Scan the listing below and copy every line holding "czarnych".
===
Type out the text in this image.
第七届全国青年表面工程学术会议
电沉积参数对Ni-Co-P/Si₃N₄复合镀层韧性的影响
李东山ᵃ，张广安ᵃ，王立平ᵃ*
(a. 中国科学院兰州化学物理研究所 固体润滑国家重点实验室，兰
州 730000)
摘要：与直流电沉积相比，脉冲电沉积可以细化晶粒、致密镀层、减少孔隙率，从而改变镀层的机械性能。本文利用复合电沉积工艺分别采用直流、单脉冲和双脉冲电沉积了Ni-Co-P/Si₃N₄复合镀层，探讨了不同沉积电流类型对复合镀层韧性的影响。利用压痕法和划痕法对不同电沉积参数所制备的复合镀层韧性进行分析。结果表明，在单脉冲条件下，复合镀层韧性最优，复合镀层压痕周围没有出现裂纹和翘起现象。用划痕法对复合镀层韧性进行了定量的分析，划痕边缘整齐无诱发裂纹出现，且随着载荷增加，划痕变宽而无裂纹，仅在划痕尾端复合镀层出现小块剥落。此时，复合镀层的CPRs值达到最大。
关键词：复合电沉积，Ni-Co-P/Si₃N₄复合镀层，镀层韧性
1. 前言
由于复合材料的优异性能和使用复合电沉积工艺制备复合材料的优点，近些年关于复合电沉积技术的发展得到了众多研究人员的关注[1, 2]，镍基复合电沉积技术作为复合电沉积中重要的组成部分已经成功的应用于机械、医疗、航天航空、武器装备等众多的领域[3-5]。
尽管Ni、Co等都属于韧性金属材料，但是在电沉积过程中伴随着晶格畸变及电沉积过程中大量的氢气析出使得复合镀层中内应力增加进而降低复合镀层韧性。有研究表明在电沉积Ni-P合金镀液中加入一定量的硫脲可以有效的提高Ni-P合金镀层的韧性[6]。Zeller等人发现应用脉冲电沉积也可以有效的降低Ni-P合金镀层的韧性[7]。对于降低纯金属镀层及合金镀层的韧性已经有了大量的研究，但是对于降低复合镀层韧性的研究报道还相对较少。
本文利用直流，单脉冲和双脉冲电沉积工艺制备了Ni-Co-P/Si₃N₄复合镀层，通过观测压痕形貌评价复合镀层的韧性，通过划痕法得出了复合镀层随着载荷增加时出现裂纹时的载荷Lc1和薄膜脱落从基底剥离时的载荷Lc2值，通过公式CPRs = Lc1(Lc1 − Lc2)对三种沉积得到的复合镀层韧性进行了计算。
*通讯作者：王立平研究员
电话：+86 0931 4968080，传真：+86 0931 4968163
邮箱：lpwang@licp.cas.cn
===
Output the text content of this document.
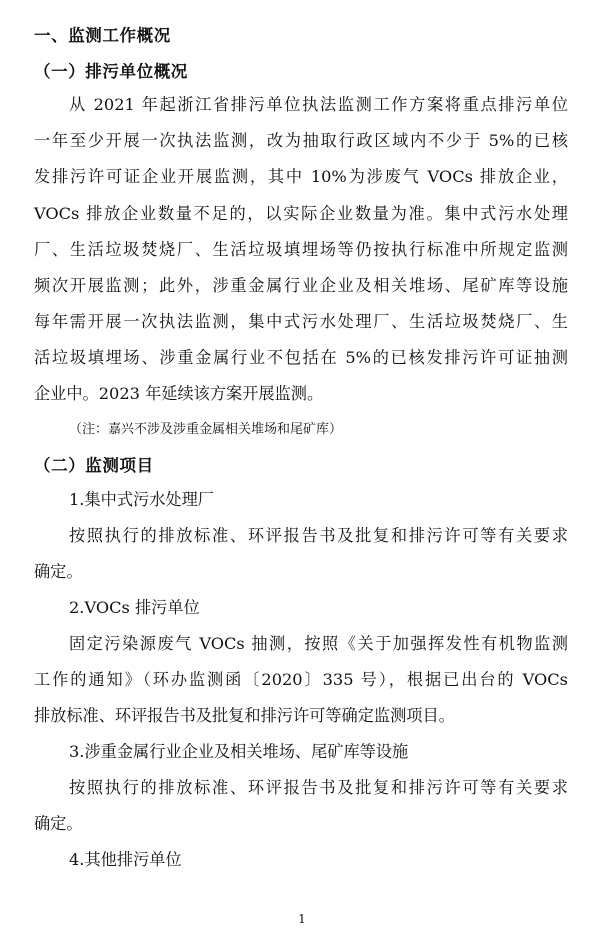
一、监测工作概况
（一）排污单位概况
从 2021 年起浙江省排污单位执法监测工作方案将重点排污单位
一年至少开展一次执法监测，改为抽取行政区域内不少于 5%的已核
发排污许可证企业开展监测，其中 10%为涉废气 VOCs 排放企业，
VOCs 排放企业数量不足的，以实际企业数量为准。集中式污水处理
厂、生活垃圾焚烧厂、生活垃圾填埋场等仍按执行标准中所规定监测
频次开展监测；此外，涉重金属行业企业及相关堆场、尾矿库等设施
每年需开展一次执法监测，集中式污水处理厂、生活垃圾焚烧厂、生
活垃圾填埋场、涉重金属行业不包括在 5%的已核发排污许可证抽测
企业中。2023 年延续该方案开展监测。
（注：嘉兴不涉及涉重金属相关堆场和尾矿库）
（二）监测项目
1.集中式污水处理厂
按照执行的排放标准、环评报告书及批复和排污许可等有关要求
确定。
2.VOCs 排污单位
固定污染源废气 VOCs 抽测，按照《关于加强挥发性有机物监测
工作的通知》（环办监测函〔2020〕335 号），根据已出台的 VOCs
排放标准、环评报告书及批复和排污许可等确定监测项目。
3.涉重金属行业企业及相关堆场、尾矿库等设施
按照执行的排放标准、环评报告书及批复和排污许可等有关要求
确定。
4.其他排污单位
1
===
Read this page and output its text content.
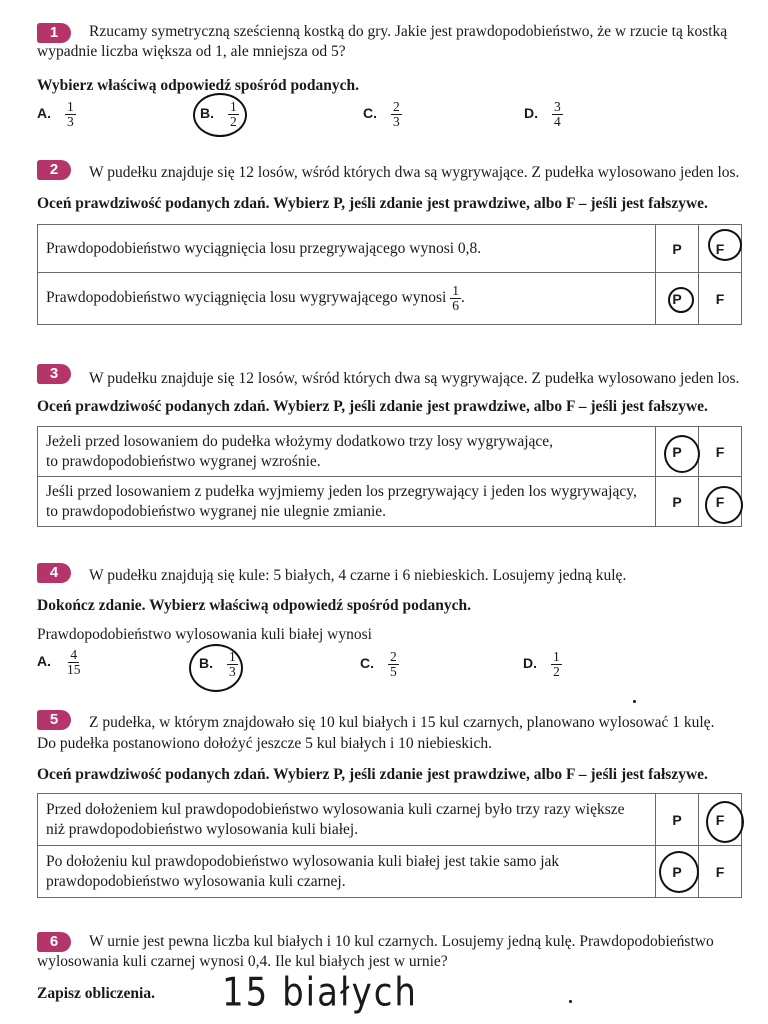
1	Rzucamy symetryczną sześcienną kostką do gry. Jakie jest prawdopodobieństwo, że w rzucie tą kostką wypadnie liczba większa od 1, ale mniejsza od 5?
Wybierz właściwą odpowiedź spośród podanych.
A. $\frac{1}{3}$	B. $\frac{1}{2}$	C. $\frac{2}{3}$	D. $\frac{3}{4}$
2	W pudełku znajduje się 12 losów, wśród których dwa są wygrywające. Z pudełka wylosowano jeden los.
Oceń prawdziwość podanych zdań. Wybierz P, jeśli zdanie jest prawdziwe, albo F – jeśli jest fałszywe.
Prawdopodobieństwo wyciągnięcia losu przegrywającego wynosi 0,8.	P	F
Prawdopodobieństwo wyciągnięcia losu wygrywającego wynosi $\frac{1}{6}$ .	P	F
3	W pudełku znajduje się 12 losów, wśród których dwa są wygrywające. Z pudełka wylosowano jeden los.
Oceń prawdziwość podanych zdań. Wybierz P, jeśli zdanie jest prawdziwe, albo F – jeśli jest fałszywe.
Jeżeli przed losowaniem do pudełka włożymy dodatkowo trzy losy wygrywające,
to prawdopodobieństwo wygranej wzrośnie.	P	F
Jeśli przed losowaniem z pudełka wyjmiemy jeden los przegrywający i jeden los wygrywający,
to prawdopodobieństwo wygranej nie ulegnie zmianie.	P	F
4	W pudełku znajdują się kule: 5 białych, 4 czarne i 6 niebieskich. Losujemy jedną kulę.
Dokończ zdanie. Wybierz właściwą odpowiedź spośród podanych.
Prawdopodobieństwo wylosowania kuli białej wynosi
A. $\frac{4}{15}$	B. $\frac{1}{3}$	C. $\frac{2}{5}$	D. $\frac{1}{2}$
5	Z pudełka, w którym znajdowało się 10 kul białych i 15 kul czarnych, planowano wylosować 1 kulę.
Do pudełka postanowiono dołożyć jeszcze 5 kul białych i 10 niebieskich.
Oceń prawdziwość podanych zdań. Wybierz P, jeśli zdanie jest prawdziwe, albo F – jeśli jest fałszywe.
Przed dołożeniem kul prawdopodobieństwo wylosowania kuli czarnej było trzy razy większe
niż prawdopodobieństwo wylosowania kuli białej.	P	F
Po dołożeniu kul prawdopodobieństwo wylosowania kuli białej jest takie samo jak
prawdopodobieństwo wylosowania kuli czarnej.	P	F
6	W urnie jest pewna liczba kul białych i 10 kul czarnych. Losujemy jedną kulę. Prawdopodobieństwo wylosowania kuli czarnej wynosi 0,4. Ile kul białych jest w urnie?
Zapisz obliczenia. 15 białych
===
**The solution:**
5	Z pudełka, w którym znajdowało się 10 kul białych i 15 kul czarnych, planowano wylosować 1 kulę.
6	W urnie jest pewna liczba kul białych i 10 kul czarnych. Losujemy jedną kulę. Prawdopodobieństwo wylosowania kuli czarnej wynosi 0,4. Ile kul białych jest w urnie?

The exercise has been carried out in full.